- **Objective**: Locate each line of the material that contains "author", then return it.

------ Supplied data

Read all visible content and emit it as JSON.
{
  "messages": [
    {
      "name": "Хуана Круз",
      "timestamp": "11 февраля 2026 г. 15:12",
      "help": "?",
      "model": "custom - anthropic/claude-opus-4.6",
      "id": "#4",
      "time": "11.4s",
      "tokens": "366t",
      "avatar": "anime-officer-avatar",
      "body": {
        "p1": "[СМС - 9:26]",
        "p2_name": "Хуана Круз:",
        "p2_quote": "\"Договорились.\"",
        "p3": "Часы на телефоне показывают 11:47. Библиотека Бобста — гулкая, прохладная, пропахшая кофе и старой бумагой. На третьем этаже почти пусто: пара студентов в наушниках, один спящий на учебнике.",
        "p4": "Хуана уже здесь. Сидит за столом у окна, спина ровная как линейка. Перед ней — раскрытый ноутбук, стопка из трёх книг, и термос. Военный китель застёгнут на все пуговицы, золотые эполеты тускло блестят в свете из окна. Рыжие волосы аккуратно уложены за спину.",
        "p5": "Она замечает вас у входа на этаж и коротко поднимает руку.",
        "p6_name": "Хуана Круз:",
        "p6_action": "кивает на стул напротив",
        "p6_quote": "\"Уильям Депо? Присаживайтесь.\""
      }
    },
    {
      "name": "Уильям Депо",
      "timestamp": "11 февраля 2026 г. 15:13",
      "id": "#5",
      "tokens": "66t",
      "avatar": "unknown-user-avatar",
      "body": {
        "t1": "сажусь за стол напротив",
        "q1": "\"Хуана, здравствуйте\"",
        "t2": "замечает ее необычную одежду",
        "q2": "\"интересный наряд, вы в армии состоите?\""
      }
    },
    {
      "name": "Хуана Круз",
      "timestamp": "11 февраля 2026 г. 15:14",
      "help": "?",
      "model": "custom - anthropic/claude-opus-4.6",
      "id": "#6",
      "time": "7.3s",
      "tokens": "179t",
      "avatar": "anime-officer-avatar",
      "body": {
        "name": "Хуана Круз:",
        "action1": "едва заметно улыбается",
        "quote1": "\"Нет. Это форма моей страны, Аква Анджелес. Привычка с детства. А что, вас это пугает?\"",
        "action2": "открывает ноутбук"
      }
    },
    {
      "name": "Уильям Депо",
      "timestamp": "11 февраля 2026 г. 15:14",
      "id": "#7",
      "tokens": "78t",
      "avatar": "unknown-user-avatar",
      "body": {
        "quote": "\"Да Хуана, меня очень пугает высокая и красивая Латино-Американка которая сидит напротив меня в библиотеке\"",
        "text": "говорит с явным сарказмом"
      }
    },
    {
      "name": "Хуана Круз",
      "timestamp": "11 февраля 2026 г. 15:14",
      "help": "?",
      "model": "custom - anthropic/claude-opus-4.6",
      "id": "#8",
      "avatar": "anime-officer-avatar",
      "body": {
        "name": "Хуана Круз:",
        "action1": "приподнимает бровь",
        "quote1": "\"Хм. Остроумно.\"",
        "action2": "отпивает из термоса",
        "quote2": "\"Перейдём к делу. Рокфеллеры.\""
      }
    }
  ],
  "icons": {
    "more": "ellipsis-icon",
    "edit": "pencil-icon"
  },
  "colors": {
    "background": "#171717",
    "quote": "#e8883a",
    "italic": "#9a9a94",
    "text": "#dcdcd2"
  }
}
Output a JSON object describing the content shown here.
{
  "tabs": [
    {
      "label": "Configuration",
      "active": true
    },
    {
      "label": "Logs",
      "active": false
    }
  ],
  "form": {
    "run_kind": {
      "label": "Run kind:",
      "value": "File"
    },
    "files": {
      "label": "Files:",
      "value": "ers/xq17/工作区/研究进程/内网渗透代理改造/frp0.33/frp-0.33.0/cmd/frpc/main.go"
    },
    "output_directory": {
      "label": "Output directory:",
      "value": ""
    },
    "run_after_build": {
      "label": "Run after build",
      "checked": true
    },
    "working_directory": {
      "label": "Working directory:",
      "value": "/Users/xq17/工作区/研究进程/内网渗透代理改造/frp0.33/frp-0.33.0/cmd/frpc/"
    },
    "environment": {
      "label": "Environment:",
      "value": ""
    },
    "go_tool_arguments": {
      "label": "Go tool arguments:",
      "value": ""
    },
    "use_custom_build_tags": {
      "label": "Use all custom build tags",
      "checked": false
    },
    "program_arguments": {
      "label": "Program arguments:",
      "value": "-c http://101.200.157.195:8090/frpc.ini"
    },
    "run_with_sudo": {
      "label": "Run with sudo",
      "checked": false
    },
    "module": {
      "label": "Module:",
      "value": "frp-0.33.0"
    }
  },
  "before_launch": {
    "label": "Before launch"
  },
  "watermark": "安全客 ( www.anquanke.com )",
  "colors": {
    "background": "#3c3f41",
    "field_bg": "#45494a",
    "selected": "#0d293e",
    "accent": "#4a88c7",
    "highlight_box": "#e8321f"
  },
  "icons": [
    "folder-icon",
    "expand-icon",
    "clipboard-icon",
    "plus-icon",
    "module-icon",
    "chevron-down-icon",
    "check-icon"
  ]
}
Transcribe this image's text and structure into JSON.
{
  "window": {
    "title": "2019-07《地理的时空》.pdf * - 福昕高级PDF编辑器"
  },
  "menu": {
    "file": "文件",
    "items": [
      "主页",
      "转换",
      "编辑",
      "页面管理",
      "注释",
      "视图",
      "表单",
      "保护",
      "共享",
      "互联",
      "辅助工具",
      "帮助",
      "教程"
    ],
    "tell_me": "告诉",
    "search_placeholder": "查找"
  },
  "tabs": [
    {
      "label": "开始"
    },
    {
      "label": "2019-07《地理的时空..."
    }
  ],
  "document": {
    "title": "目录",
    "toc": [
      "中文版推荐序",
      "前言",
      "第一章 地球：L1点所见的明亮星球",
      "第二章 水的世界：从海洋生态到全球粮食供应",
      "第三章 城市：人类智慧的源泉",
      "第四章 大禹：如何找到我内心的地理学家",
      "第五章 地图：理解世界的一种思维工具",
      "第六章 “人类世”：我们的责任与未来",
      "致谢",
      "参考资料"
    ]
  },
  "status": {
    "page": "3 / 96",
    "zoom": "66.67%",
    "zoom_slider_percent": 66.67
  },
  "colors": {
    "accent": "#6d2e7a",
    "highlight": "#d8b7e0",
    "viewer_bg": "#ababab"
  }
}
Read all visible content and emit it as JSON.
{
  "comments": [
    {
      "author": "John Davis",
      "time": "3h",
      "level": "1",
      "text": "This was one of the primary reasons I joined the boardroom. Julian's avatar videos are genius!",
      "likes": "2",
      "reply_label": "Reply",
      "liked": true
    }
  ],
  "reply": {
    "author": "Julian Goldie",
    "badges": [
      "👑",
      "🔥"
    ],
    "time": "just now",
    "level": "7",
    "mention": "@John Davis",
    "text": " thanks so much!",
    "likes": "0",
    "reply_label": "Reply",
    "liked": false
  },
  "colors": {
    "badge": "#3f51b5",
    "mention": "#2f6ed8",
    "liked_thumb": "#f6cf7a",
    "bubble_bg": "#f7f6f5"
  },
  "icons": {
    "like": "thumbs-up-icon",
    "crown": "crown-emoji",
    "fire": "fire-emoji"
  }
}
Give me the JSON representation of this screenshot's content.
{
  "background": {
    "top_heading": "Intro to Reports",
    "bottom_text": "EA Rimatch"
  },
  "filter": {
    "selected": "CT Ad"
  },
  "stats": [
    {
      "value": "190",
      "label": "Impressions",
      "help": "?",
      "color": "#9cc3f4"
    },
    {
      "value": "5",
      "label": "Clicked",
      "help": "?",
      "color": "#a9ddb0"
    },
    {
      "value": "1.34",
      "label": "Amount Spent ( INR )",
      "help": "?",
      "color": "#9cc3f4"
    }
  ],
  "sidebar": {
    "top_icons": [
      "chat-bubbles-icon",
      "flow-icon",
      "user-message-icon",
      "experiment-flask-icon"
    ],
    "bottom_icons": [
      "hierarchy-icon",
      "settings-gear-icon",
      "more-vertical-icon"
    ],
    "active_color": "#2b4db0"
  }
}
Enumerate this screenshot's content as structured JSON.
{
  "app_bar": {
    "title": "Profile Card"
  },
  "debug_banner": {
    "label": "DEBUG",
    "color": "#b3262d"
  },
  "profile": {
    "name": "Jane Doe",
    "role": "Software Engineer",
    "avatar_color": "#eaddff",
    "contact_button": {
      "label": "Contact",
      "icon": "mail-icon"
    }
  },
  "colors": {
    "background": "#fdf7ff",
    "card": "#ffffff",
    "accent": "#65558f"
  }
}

------------

- **Result for this exercise**:
      "author": "John Davis",
    "author": "Julian Goldie",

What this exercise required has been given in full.